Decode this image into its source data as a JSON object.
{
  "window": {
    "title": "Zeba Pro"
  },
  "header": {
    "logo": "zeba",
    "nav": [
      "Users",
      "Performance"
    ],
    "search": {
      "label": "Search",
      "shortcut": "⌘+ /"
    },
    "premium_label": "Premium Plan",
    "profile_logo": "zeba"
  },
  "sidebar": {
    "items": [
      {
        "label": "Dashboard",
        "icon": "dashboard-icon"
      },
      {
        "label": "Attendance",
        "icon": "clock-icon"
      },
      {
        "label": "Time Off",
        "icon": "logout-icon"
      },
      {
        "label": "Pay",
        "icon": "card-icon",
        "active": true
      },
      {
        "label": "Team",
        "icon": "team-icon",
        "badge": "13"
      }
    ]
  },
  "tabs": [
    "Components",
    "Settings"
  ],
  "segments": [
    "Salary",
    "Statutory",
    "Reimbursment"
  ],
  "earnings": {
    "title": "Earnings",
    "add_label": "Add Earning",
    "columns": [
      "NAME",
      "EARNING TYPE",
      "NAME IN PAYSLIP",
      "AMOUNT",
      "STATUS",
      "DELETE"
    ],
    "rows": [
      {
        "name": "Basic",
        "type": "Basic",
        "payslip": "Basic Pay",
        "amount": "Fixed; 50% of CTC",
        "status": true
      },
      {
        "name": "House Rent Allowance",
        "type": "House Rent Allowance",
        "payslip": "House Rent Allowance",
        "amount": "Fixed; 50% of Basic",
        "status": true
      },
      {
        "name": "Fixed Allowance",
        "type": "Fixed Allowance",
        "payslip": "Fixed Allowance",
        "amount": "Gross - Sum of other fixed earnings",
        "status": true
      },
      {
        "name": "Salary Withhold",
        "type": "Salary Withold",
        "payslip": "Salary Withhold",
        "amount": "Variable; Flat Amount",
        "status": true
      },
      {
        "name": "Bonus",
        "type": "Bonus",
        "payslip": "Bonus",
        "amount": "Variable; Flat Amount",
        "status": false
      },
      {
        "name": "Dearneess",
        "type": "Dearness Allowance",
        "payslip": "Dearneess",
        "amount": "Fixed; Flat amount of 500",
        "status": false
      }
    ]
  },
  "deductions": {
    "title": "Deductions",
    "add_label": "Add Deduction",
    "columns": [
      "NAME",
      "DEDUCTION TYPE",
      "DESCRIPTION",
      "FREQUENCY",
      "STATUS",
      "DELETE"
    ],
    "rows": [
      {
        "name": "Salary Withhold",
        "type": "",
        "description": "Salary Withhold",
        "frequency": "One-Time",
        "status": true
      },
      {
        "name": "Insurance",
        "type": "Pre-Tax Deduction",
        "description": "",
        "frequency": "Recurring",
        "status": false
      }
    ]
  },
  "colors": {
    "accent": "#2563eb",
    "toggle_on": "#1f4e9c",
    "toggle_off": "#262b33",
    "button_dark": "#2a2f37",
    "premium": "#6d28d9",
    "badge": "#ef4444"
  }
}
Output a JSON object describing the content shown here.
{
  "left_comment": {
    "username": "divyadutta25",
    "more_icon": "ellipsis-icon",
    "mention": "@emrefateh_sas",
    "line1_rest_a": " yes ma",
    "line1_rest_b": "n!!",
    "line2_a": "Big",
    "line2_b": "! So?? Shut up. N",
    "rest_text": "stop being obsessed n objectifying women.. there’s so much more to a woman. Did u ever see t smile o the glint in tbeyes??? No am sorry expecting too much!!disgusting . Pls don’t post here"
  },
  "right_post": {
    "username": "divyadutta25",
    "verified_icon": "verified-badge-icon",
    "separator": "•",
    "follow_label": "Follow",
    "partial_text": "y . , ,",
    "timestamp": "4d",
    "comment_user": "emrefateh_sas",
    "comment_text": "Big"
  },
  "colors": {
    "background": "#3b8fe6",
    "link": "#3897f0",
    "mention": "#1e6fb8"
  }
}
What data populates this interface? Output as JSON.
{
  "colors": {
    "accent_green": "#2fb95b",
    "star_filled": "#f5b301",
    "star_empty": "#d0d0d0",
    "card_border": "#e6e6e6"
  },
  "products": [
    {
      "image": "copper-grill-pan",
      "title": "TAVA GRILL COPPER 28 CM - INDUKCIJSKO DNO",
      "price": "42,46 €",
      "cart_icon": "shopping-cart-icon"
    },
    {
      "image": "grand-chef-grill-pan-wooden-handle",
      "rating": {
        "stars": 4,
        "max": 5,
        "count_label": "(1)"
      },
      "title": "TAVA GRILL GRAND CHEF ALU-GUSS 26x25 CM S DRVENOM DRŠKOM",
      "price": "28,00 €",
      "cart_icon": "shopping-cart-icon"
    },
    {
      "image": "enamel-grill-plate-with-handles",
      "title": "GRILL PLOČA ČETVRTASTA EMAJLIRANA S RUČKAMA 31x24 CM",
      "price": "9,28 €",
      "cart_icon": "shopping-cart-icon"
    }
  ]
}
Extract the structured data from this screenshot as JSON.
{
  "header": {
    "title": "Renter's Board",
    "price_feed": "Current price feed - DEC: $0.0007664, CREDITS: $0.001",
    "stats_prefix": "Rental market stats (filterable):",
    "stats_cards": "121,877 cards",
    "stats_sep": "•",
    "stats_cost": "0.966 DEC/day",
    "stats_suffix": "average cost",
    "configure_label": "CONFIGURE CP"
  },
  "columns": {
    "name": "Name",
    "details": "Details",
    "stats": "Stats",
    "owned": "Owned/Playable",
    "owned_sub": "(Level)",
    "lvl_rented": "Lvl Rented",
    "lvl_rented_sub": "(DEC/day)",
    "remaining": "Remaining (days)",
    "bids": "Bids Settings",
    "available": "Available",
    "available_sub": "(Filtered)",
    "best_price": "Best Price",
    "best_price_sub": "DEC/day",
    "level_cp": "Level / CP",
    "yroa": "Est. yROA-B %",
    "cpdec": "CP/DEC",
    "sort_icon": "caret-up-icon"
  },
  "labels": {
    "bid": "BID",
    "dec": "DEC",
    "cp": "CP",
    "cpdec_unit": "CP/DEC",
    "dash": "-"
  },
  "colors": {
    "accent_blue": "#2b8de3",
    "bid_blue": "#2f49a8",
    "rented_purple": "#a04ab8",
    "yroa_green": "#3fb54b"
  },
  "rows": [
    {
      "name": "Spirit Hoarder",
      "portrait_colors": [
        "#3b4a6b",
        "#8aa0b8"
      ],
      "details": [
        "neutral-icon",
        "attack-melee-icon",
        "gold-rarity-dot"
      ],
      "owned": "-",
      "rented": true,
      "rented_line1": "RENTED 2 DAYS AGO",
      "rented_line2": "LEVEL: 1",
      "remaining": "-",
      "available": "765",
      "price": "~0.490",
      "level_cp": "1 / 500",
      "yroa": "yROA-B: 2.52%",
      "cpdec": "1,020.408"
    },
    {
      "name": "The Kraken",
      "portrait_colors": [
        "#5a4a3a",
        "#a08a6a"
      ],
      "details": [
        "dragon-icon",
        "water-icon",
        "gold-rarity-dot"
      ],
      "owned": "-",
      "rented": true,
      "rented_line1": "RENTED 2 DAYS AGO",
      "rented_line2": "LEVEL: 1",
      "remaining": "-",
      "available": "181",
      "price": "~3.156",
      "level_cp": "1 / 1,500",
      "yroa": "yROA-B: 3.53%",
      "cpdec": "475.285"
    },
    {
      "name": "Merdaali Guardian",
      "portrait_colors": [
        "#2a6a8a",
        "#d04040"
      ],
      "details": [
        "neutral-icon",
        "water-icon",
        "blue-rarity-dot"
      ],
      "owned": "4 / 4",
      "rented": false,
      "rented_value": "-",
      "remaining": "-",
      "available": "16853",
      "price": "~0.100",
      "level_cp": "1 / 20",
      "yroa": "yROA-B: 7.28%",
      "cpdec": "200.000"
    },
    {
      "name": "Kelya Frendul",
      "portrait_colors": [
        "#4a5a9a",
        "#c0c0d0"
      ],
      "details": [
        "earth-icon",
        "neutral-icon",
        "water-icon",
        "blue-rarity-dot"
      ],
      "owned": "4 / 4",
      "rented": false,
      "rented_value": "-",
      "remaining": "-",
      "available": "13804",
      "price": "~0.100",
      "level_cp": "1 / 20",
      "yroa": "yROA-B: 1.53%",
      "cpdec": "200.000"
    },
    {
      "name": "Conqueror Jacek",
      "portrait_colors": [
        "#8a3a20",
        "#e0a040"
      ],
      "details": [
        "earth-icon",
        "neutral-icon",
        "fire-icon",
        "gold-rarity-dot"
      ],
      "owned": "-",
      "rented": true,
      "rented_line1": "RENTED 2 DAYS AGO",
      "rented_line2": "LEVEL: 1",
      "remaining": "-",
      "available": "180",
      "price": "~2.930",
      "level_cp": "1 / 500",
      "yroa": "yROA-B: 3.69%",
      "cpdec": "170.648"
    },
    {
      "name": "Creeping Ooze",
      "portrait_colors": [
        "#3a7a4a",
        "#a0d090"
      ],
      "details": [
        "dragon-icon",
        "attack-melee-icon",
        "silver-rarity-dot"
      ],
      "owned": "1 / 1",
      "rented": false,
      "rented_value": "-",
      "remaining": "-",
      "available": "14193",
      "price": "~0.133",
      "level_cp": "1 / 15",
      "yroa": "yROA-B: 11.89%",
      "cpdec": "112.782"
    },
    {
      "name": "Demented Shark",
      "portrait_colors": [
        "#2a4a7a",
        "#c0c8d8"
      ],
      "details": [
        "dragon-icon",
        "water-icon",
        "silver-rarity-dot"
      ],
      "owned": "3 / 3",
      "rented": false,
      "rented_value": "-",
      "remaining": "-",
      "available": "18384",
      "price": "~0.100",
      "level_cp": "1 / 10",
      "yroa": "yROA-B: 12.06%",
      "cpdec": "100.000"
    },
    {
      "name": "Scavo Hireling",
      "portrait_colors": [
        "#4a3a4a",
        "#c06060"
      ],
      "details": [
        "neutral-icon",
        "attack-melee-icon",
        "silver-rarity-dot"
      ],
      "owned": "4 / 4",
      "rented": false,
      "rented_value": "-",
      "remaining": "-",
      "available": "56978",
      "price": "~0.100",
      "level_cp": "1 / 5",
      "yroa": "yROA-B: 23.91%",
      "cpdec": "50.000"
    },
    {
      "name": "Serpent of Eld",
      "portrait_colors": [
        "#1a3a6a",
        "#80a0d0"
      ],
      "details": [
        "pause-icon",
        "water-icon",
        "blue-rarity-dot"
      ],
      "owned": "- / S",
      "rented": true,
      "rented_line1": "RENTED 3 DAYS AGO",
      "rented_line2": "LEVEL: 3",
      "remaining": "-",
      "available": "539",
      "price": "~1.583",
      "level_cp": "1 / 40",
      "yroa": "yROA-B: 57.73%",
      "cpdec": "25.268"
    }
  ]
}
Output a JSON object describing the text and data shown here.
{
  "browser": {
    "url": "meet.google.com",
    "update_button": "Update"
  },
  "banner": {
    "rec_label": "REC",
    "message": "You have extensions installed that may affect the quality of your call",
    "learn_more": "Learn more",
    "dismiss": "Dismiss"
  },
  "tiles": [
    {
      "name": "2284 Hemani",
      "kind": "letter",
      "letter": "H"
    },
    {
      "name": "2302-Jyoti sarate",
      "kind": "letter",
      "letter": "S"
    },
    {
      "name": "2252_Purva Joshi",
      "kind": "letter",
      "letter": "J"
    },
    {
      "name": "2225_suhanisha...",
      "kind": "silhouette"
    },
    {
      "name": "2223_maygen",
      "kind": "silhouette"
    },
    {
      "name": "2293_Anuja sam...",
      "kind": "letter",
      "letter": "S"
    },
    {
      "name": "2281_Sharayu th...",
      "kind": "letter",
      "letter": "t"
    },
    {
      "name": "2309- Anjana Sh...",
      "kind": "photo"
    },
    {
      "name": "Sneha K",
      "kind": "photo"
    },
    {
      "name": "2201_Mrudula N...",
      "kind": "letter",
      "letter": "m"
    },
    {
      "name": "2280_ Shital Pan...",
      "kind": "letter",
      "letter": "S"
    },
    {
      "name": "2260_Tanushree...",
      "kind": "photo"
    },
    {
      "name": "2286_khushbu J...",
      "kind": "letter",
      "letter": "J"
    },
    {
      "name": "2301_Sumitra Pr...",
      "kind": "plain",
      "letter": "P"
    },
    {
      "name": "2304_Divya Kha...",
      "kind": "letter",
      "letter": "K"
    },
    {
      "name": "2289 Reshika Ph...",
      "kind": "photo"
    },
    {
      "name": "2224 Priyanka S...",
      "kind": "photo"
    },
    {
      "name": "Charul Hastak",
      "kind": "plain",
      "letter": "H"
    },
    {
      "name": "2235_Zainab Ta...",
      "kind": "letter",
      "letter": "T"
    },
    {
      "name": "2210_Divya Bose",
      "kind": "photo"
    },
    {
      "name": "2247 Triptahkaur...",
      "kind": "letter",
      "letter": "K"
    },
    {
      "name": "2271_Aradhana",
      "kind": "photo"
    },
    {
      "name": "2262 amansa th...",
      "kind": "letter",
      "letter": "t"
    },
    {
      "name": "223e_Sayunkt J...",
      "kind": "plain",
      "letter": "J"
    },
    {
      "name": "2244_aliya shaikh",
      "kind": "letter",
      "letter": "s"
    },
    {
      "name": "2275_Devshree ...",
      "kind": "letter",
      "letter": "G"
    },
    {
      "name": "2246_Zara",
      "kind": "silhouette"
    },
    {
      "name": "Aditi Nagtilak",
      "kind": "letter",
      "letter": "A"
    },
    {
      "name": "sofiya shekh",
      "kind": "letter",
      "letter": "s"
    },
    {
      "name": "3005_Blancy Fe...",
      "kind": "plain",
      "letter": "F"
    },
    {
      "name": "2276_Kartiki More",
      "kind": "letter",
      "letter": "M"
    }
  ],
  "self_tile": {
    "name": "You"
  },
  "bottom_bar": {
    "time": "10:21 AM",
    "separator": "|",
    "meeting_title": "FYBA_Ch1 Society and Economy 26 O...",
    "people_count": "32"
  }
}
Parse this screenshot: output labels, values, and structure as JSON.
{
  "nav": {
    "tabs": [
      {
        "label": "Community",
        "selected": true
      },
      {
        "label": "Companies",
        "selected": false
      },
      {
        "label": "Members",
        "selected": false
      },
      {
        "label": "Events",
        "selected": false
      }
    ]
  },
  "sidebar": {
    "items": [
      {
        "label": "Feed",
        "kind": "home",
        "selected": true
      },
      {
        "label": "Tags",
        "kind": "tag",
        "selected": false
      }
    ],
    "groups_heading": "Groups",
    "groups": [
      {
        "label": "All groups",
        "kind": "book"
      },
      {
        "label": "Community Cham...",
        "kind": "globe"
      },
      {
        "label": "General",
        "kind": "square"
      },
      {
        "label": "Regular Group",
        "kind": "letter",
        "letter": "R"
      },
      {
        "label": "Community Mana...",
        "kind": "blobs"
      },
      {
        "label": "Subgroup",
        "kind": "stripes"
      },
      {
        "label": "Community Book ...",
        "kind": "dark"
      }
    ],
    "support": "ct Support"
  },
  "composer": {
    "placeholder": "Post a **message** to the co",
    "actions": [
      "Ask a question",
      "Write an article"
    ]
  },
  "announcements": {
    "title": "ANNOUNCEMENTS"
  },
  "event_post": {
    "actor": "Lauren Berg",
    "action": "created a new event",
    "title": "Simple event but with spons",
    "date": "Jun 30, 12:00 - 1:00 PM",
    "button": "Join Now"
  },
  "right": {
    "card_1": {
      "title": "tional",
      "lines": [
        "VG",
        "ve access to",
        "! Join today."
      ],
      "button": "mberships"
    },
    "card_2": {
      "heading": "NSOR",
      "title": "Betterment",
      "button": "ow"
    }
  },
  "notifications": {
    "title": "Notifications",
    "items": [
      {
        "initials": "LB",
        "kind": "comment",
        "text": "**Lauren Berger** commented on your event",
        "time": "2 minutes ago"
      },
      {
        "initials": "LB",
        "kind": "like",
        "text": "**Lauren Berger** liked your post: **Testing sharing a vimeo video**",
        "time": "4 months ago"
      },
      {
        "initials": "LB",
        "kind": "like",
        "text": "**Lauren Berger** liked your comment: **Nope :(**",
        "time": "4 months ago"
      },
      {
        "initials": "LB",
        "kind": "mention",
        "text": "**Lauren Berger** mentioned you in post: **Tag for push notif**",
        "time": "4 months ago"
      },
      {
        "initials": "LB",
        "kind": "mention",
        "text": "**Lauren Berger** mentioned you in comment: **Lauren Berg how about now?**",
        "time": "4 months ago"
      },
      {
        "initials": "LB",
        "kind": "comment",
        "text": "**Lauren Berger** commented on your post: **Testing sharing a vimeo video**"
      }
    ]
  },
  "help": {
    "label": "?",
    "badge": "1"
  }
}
__________________________________________________
→ WHAT THE TASK REQUIRES
Wherever a line in the data above holds "this", copy that line.

→ WRITTEN ANSWER
Decode this image into its source data as a JSON object.
What data populates this interface? Output as JSON.
Extract the structured data from this screenshot as JSON.
Parse this screenshot: output labels, values, and structure as JSON.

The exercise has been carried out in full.